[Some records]
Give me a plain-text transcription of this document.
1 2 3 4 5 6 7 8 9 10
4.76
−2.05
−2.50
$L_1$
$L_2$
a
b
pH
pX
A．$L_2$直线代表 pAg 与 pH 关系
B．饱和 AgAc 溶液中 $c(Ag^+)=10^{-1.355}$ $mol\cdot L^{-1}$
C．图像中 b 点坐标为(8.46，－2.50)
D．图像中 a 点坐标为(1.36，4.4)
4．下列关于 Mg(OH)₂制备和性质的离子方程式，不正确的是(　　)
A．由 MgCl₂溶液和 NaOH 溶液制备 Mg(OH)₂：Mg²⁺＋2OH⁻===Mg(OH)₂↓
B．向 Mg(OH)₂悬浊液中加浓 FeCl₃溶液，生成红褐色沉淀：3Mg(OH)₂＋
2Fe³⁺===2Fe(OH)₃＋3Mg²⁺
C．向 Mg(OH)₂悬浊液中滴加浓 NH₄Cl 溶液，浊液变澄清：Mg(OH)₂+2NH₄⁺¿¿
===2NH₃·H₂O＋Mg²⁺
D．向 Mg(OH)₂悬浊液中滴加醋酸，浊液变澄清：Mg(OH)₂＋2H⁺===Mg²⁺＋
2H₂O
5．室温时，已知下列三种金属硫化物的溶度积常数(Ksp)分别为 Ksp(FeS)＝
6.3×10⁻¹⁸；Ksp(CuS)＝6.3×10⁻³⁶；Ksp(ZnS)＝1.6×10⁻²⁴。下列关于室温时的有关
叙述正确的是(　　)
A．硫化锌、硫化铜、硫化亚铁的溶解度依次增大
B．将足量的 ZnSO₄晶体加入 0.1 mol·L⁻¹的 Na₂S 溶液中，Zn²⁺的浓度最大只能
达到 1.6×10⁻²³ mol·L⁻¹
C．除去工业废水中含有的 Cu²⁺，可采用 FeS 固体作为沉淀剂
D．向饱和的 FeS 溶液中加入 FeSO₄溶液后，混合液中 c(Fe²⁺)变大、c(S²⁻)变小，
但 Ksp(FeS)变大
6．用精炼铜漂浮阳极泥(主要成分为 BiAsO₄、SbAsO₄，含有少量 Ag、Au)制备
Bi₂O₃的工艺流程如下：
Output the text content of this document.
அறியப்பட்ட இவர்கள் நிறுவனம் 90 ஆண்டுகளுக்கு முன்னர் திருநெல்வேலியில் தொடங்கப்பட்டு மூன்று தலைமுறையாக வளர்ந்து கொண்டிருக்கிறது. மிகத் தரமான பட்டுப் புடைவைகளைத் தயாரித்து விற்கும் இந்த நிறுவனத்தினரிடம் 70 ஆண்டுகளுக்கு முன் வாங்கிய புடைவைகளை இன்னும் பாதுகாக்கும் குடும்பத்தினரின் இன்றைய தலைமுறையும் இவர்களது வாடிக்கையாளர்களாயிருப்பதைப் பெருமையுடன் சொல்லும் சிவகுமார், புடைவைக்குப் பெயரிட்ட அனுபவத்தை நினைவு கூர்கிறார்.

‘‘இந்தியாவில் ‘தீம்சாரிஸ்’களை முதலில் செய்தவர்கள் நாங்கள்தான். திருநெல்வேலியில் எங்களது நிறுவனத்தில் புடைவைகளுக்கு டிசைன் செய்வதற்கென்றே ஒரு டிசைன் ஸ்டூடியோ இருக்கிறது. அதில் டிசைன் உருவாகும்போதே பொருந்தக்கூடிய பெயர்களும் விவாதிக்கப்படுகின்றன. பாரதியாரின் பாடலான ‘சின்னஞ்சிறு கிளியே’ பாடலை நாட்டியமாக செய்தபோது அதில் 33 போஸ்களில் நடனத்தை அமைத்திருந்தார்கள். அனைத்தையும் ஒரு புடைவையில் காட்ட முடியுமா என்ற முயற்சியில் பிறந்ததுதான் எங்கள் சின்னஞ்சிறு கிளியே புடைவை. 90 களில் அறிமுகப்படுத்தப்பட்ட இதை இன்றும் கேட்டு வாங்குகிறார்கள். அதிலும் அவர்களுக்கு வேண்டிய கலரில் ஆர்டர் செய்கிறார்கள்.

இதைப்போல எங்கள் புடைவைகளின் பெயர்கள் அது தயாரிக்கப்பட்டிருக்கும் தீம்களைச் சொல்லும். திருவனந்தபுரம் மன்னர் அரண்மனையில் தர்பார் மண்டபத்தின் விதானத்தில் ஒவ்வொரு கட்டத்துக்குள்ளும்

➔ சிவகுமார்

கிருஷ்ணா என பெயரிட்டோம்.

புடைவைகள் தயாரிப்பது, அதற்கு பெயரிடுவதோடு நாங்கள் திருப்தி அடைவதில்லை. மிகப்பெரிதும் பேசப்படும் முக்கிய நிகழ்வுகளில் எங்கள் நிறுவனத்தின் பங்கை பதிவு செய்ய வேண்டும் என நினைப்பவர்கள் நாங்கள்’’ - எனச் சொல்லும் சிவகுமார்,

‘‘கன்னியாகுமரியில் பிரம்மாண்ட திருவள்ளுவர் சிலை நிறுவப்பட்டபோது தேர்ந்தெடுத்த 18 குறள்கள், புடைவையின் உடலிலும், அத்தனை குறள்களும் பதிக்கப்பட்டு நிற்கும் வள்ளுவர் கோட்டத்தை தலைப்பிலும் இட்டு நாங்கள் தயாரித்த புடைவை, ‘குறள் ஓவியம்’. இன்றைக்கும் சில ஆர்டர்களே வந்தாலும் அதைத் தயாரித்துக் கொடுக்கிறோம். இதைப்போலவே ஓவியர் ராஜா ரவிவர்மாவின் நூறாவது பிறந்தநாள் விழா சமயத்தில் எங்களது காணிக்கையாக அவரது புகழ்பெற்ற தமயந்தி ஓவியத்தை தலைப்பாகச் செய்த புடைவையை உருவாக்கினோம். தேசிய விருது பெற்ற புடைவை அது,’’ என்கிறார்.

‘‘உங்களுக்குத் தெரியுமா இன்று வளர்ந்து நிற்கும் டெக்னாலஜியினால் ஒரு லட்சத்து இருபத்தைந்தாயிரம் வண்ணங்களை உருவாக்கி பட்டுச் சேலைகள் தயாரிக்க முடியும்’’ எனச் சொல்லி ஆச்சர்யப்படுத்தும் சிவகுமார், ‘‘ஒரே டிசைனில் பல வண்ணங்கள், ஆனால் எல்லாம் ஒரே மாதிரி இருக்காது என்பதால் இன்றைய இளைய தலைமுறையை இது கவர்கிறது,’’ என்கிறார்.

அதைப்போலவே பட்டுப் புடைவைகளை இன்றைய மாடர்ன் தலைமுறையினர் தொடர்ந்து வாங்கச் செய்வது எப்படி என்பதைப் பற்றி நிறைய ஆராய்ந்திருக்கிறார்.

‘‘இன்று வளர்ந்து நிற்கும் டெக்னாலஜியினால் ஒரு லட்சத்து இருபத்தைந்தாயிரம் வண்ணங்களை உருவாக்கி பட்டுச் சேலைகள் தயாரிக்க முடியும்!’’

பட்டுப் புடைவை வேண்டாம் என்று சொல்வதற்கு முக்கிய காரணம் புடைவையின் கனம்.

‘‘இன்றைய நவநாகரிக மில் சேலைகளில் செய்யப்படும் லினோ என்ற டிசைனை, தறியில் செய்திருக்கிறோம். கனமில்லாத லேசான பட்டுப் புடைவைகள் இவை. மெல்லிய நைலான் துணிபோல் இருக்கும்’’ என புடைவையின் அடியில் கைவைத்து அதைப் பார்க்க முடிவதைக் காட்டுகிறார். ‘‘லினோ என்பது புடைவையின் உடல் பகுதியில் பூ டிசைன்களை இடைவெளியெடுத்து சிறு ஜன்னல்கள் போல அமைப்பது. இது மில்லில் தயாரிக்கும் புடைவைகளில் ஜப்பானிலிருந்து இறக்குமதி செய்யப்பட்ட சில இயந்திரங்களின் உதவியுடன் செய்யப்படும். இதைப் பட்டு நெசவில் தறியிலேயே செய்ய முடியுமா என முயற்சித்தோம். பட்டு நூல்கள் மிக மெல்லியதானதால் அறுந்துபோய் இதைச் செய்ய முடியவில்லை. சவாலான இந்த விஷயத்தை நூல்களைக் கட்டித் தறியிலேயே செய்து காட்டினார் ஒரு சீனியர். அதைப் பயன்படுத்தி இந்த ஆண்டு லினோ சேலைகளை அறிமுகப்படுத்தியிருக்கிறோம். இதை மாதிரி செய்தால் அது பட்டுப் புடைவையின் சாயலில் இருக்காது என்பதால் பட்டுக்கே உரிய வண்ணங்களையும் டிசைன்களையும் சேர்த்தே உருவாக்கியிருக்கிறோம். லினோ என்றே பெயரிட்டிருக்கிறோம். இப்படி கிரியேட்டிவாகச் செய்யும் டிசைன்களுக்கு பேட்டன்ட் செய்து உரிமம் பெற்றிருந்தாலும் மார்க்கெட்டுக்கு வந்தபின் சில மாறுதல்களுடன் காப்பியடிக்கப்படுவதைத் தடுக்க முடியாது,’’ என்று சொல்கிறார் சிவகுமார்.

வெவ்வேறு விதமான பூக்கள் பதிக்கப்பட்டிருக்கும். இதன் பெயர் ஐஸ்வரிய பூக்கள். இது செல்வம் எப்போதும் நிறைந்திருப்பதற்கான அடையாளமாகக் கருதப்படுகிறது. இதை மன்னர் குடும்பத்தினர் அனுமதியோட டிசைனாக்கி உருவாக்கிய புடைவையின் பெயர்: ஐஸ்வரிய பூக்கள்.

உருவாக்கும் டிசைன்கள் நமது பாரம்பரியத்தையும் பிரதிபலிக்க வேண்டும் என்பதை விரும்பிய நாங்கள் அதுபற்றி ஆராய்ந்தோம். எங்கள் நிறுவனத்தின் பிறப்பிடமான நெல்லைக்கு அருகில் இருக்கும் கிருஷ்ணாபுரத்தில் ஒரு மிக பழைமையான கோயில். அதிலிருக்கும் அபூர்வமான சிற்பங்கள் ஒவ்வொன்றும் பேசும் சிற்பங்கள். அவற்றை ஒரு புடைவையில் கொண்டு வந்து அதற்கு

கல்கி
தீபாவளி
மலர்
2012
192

[WRITTEN EXERCISE] Count how many lines above include the word "this" and answer with that figure only.

[WRITTEN ANSWER] 2